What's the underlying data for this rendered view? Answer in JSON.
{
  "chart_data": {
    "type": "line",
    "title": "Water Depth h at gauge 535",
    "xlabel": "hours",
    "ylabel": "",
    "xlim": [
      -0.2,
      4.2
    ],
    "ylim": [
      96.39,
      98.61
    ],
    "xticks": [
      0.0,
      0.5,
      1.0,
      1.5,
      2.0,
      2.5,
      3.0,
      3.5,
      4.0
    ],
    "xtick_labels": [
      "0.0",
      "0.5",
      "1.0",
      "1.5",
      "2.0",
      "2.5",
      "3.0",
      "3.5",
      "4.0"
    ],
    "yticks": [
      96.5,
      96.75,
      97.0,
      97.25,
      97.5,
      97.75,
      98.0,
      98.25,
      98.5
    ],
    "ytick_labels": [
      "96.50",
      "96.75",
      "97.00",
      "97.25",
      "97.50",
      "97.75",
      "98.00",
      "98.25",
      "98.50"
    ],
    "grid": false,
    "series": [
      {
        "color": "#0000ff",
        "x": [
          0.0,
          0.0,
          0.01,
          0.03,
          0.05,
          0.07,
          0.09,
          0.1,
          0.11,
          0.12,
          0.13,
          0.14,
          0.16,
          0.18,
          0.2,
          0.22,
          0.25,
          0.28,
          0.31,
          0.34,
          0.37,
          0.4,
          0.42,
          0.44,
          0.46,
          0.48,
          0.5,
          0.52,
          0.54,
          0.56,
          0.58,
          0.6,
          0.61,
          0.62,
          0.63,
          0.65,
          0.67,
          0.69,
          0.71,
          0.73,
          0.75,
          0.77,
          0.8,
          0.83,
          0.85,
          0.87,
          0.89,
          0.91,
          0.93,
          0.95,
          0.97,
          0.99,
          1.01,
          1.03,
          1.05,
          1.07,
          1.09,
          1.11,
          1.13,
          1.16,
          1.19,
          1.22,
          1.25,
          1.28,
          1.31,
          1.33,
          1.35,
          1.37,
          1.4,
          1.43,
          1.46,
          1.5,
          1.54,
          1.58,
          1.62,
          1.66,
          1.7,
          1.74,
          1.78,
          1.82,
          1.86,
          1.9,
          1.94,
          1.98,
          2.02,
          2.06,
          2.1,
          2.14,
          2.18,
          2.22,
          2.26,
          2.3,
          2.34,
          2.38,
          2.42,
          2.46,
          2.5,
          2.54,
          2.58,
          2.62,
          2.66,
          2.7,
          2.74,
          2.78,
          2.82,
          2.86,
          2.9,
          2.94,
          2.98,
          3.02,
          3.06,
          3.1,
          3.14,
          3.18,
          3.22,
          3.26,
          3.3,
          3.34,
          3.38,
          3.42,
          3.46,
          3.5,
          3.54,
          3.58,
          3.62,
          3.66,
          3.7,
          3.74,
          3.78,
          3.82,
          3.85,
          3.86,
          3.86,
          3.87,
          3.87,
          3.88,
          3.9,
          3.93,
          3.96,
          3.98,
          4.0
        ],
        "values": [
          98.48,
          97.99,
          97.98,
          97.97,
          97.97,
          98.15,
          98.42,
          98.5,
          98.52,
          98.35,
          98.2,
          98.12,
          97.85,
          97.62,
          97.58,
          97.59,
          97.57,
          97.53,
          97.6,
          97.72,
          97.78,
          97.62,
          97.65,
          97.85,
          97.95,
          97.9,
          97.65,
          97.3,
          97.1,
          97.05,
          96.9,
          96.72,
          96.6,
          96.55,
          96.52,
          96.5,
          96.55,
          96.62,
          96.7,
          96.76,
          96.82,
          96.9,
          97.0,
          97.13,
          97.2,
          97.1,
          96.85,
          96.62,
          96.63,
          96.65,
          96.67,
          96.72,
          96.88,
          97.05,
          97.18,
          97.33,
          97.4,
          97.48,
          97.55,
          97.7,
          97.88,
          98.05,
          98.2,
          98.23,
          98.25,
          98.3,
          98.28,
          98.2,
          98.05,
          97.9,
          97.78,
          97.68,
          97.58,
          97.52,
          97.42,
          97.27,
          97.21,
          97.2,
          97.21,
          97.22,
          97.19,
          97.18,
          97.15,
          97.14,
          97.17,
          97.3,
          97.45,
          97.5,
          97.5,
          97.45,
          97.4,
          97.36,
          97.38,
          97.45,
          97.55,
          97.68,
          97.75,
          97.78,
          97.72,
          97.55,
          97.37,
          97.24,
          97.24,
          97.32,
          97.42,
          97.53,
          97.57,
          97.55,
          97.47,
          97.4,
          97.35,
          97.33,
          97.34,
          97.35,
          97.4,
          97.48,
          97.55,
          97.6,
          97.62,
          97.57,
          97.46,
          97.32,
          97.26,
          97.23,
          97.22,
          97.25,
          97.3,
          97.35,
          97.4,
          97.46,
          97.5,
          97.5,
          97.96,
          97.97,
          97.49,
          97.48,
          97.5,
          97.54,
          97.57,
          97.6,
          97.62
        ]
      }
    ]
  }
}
- - - - -
### [SHORT EXERCISE]
Please return the data above exactly as given.

### [REPLY TO THE EXERCISE]
What's the underlying data for this rendered view? Answer in JSON.
{
  "chart_data": {
    "type": "line",
    "title": "Water Depth h at gauge 535",
    "xlabel": "hours",
    "ylabel": "",
    "xlim": [
      -0.2,
      4.2
    ],
    "ylim": [
      96.39,
      98.61
    ],
    "xticks": [
      0.0,
      0.5,
      1.0,
      1.5,
      2.0,
      2.5,
      3.0,
      3.5,
      4.0
    ],
    "xtick_labels": [
      "0.0",
      "0.5",
      "1.0",
      "1.5",
      "2.0",
      "2.5",
      "3.0",
      "3.5",
      "4.0"
    ],
    "yticks": [
      96.5,
      96.75,
      97.0,
      97.25,
      97.5,
      97.75,
      98.0,
      98.25,
      98.5
    ],
    "ytick_labels": [
      "96.50",
      "96.75",
      "97.00",
      "97.25",
      "97.50",
      "97.75",
      "98.00",
      "98.25",
      "98.50"
    ],
    "grid": false,
    "series": [
      {
        "color": "#0000ff",
        "x": [
          0.0,
          0.0,
          0.01,
          0.03,
          0.05,
          0.07,
          0.09,
          0.1,
          0.11,
          0.12,
          0.13,
          0.14,
          0.16,
          0.18,
          0.2,
          0.22,
          0.25,
          0.28,
          0.31,
          0.34,
          0.37,
          0.4,
          0.42,
          0.44,
          0.46,
          0.48,
          0.5,
          0.52,
          0.54,
          0.56,
          0.58,
          0.6,
          0.61,
          0.62,
          0.63,
          0.65,
          0.67,
          0.69,
          0.71,
          0.73,
          0.75,
          0.77,
          0.8,
          0.83,
          0.85,
          0.87,
          0.89,
          0.91,
          0.93,
          0.95,
          0.97,
          0.99,
          1.01,
          1.03,
          1.05,
          1.07,
          1.09,
          1.11,
          1.13,
          1.16,
          1.19,
          1.22,
          1.25,
          1.28,
          1.31,
          1.33,
          1.35,
          1.37,
          1.4,
          1.43,
          1.46,
          1.5,
          1.54,
          1.58,
          1.62,
          1.66,
          1.7,
          1.74,
          1.78,
          1.82,
          1.86,
          1.9,
          1.94,
          1.98,
          2.02,
          2.06,
          2.1,
          2.14,
          2.18,
          2.22,
          2.26,
          2.3,
          2.34,
          2.38,
          2.42,
          2.46,
          2.5,
          2.54,
          2.58,
          2.62,
          2.66,
          2.7,
          2.74,
          2.78,
          2.82,
          2.86,
          2.9,
          2.94,
          2.98,
          3.02,
          3.06,
          3.1,
          3.14,
          3.18,
          3.22,
          3.26,
          3.3,
          3.34,
          3.38,
          3.42,
          3.46,
          3.5,
          3.54,
          3.58,
          3.62,
          3.66,
          3.7,
          3.74,
          3.78,
          3.82,
          3.85,
          3.86,
          3.86,
          3.87,
          3.87,
          3.88,
          3.9,
          3.93,
          3.96,
          3.98,
          4.0
        ],
        "values": [
          98.48,
          97.99,
          97.98,
          97.97,
          97.97,
          98.15,
          98.42,
          98.5,
          98.52,
          98.35,
          98.2,
          98.12,
          97.85,
          97.62,
          97.58,
          97.59,
          97.57,
          97.53,
          97.6,
          97.72,
          97.78,
          97.62,
          97.65,
          97.85,
          97.95,
          97.9,
          97.65,
          97.3,
          97.1,
          97.05,
          96.9,
          96.72,
          96.6,
          96.55,
          96.52,
          96.5,
          96.55,
          96.62,
          96.7,
          96.76,
          96.82,
          96.9,
          97.0,
          97.13,
          97.2,
          97.1,
          96.85,
          96.62,
          96.63,
          96.65,
          96.67,
          96.72,
          96.88,
          97.05,
          97.18,
          97.33,
          97.4,
          97.48,
          97.55,
          97.7,
          97.88,
          98.05,
          98.2,
          98.23,
          98.25,
          98.3,
          98.28,
          98.2,
          98.05,
          97.9,
          97.78,
          97.68,
          97.58,
          97.52,
          97.42,
          97.27,
          97.21,
          97.2,
          97.21,
          97.22,
          97.19,
          97.18,
          97.15,
          97.14,
          97.17,
          97.3,
          97.45,
          97.5,
          97.5,
          97.45,
          97.4,
          97.36,
          97.38,
          97.45,
          97.55,
          97.68,
          97.75,
          97.78,
          97.72,
          97.55,
          97.37,
          97.24,
          97.24,
          97.32,
          97.42,
          97.53,
          97.57,
          97.55,
          97.47,
          97.4,
          97.35,
          97.33,
          97.34,
          97.35,
          97.4,
          97.48,
          97.55,
          97.6,
          97.62,
          97.57,
          97.46,
          97.32,
          97.26,
          97.23,
          97.22,
          97.25,
          97.3,
          97.35,
          97.4,
          97.46,
          97.5,
          97.5,
          97.96,
          97.97,
          97.49,
          97.48,
          97.5,
          97.54,
          97.57,
          97.6,
          97.62
        ]
      }
    ]
  }
}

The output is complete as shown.